Consigne écrite a:
Dans les lignes de données placées plus bas, recopiez à l'identique tout le passage qui commence à la ligne contenant « volume-ma5-line: [4, 533, 1196, 868] » et s'arrête après celle contenant « annotation-arrow-1: [62, 85, 766, 243] ».

Article:
----
Malgré sa faible puissance, Charles-Albert met au point la fabrication
de plusieurs produits sidérurgiques, dont des aciers au chrome
utilisés pour les blindages. En 1901, il parvient - c'est une
innovation - à produire de l'acier dans un four électrique. Il
présente ses résultats au premier Congrès de la Houille blanche
à Grenoble, en 1902. Dès lors, sa trajectoire professionnelle
prend son orientation définitive. Sans attendre, il recherche
dans le Dauphiné un site industriel dont les dénivelés
peuvent fournir la puissance hydraulique dont il a besoin. Il
remarque une usine de carbure de calcium abandonnée, à Livet.
----
Données affichées:

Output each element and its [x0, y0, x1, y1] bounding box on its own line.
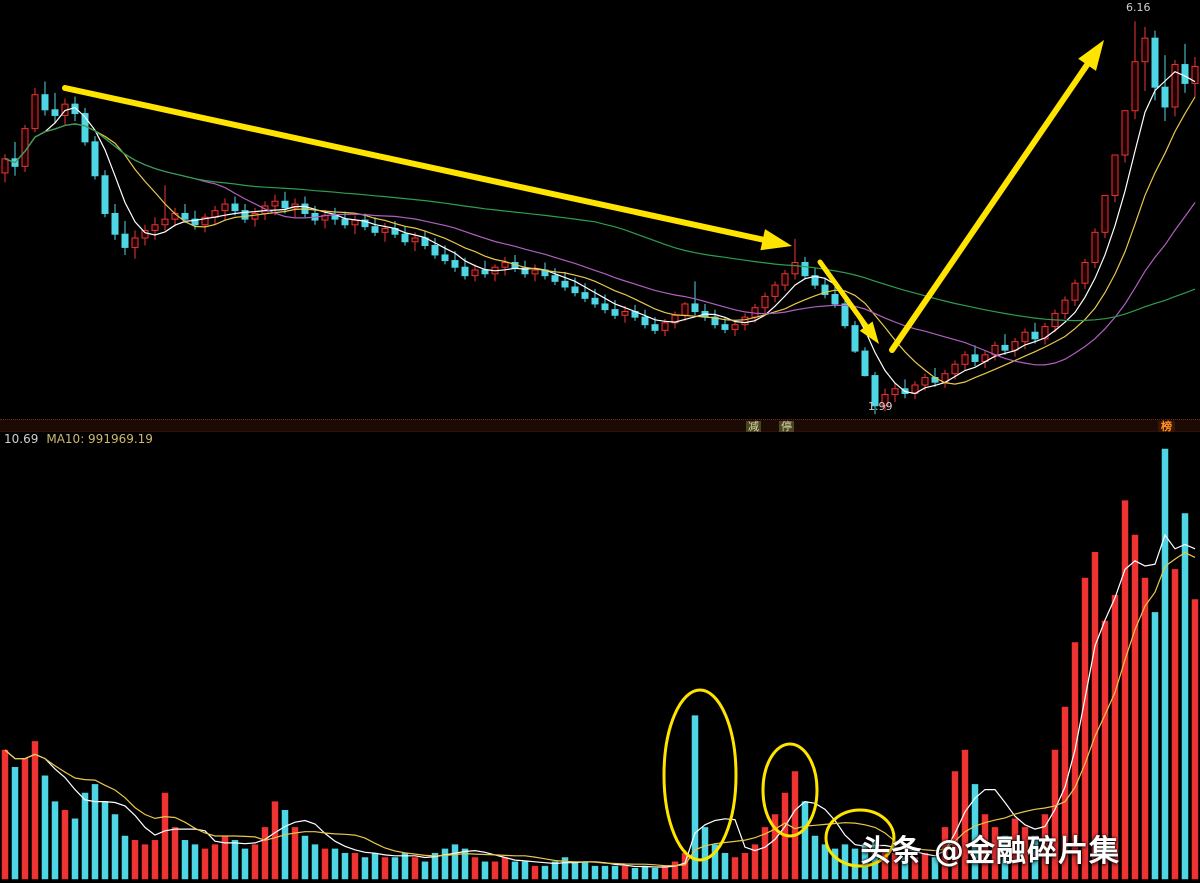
volume-ma5-line: [4, 533, 1196, 868]
volume-ma10-readout: MA10: 991969.19: [46, 432, 153, 446]
volume-indicator-header: 10.69 MA10: 991969.19: [4, 433, 153, 445]
volume-pane: [1, 448, 1199, 880]
event-mark-jian: 减: [746, 420, 761, 433]
pane-divider: 减 停 榜: [0, 419, 1200, 432]
annotation-ellipse-2: [761, 742, 819, 838]
annotation-arrowhead-2: [859, 321, 879, 344]
annotation-arrow-3: [889, 61, 1091, 353]
annotation-ellipse-1: [662, 688, 738, 862]
annotation-layer: [62, 40, 1104, 868]
high-price-label: 6.16: [1126, 1, 1151, 14]
annotation-arrowhead-3: [1078, 40, 1104, 71]
annotation-ellipse-3: [824, 808, 896, 868]
watermark: 头条 @金融碎片集: [861, 826, 1120, 870]
volume-ma10-line: [4, 551, 1196, 867]
price-ma60-line: [4, 123, 1196, 322]
annotation-arrow-1: [62, 85, 766, 243]
rank-button[interactable]: 榜: [1158, 421, 1175, 432]
low-price-label: 1.99: [868, 400, 893, 413]
annotation-arrow-2: [817, 259, 869, 329]
price-ma10-line: [4, 96, 1196, 385]
price-ma20-line: [4, 123, 1196, 366]
event-mark-ting: 停: [779, 420, 794, 433]
annotation-arrowhead-1: [760, 229, 792, 251]
watermark-text: 头条 @金融碎片集: [860, 834, 1120, 869]
volume-current-value: 10.69: [4, 432, 39, 446]
price-pane: [1, 21, 1199, 415]
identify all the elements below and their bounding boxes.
----
Consigne écrite b:
Résumez sous forme de liste le paragraphe de l'article qui débute par « Malgré sa faible puissance », en conservant ses faits principaux.

Réponse a:
volume-ma5-line: [4, 533, 1196, 868]
volume-ma10-readout: MA10: 991969.19: [46, 432, 153, 446]
volume-indicator-header: 10.69 MA10: 991969.19: [4, 433, 153, 445]
volume-pane: [1, 448, 1199, 880]
event-mark-jian: 减: [746, 420, 761, 433]
pane-divider: 减 停 榜: [0, 419, 1200, 432]
annotation-ellipse-2: [761, 742, 819, 838]
annotation-arrowhead-2: [859, 321, 879, 344]
annotation-arrow-3: [889, 61, 1091, 353]
annotation-ellipse-1: [662, 688, 738, 862]
annotation-layer: [62, 40, 1104, 868]
high-price-label: 6.16: [1126, 1, 1151, 14]
annotation-arrowhead-3: [1078, 40, 1104, 71]
annotation-ellipse-3: [824, 808, 896, 868]
watermark: 头条 @金融碎片集: [861, 826, 1120, 870]
volume-ma10-line: [4, 551, 1196, 867]
price-ma60-line: [4, 123, 1196, 322]
annotation-arrow-1: [62, 85, 766, 243]

Réponse b:
- Charles-Albert met au point plusieurs produits sidérurgiques, dont des aciers au chrome utilisés pour les blindages.
- En 1901, il produit de l'acier dans un four électrique, ce qui constitue une innovation.
- En 1902, il présente ses résultats à Grenoble, au premier Congrès de la Houille blanche.
- Sa trajectoire professionnelle prend dès lors son orientation définitive.
- Il cherche dans le Dauphiné un site industriel dont les dénivelés peuvent fournir la puissance hydraulique nécessaire.
- Il remarque à Livet une usine de carbure de calcium abandonnée.